[Stored data]
┄┄┄┄┄┄┄┄┄┄┄┄┄┄┄┄┄┄┄┄
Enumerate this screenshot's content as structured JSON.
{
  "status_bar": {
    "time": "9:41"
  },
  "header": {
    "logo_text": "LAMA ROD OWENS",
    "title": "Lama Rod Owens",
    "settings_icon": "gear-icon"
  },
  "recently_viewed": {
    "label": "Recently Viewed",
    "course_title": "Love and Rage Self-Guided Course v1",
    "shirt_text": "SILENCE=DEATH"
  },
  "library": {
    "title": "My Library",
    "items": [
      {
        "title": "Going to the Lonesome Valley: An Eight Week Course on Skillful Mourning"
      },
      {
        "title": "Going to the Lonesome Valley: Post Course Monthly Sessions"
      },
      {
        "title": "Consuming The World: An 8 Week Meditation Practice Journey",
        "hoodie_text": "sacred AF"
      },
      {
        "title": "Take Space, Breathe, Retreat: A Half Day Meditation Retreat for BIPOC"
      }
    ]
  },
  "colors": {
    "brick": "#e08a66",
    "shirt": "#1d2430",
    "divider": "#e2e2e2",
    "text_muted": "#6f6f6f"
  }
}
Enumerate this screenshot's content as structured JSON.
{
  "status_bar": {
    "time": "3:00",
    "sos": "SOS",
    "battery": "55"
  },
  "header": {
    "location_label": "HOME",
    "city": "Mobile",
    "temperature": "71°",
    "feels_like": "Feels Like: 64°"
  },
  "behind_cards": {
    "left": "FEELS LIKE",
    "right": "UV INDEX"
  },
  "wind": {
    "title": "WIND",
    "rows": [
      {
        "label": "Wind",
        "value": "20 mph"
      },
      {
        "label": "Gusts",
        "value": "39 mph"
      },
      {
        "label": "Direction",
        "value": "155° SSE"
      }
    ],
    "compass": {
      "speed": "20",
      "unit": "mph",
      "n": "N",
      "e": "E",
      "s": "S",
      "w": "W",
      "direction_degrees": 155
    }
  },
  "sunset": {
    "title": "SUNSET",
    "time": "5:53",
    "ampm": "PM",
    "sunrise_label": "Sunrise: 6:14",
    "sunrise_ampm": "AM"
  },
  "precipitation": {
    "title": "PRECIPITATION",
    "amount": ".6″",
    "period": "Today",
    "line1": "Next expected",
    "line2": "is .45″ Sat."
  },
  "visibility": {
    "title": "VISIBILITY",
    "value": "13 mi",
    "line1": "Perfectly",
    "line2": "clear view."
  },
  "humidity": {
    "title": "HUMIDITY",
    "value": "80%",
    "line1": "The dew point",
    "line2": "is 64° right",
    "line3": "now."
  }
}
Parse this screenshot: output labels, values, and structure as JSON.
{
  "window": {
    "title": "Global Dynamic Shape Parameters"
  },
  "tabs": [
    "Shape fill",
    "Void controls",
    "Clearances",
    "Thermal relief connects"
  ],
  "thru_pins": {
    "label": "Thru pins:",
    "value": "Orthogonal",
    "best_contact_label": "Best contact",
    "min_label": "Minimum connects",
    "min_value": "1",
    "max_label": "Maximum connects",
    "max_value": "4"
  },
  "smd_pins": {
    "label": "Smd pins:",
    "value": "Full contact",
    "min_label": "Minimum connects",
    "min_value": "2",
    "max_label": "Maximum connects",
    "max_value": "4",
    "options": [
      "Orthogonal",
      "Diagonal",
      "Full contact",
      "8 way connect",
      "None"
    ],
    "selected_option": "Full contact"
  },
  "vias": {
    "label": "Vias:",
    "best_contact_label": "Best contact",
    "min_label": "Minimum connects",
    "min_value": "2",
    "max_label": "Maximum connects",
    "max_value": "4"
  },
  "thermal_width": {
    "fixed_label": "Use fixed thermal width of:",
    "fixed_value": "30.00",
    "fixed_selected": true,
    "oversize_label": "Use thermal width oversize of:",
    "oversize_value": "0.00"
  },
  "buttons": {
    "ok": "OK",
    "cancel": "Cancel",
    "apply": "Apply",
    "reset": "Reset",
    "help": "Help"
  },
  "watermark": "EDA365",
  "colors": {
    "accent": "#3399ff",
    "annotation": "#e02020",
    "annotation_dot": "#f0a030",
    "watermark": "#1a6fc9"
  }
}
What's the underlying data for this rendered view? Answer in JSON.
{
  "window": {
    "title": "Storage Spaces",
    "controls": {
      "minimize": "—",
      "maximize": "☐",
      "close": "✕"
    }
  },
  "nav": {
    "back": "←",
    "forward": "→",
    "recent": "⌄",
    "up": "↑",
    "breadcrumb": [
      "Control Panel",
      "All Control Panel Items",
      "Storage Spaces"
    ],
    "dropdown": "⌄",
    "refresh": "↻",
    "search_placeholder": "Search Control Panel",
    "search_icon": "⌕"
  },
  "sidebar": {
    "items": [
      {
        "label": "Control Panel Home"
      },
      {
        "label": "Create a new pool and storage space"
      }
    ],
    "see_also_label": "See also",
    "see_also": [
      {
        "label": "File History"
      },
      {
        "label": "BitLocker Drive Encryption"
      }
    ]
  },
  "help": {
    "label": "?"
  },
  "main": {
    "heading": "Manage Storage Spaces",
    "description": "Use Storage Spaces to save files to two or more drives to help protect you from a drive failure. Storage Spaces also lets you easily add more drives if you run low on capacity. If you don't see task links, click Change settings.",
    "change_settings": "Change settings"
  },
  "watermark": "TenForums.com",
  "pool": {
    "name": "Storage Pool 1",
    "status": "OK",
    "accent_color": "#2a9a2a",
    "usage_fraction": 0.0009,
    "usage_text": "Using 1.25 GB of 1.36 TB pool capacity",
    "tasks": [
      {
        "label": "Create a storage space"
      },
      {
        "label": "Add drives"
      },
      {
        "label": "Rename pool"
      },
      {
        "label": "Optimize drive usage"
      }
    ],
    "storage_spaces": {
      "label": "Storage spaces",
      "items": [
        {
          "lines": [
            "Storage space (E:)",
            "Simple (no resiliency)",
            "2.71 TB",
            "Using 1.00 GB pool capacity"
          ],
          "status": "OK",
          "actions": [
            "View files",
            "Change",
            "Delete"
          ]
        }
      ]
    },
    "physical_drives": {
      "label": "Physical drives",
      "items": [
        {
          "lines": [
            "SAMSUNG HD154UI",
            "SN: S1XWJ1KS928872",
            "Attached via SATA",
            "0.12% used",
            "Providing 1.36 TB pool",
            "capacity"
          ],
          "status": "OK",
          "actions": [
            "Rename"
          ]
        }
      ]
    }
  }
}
┄┄┄┄┄┄┄┄┄┄┄┄┄┄┄┄┄┄┄┄
#### TASK OBJECTIVE:
Filter the data for the string "help" and copy every line that has it.

#### PROBLEM SOLUTION:
    "help": "Help"
  "help": {
    "description": "Use Storage Spaces to save files to two or more drives to help protect you from a drive failure. Storage Spaces also lets you easily add more drives if you run low on capacity. If you don't see task links, click Change settings.",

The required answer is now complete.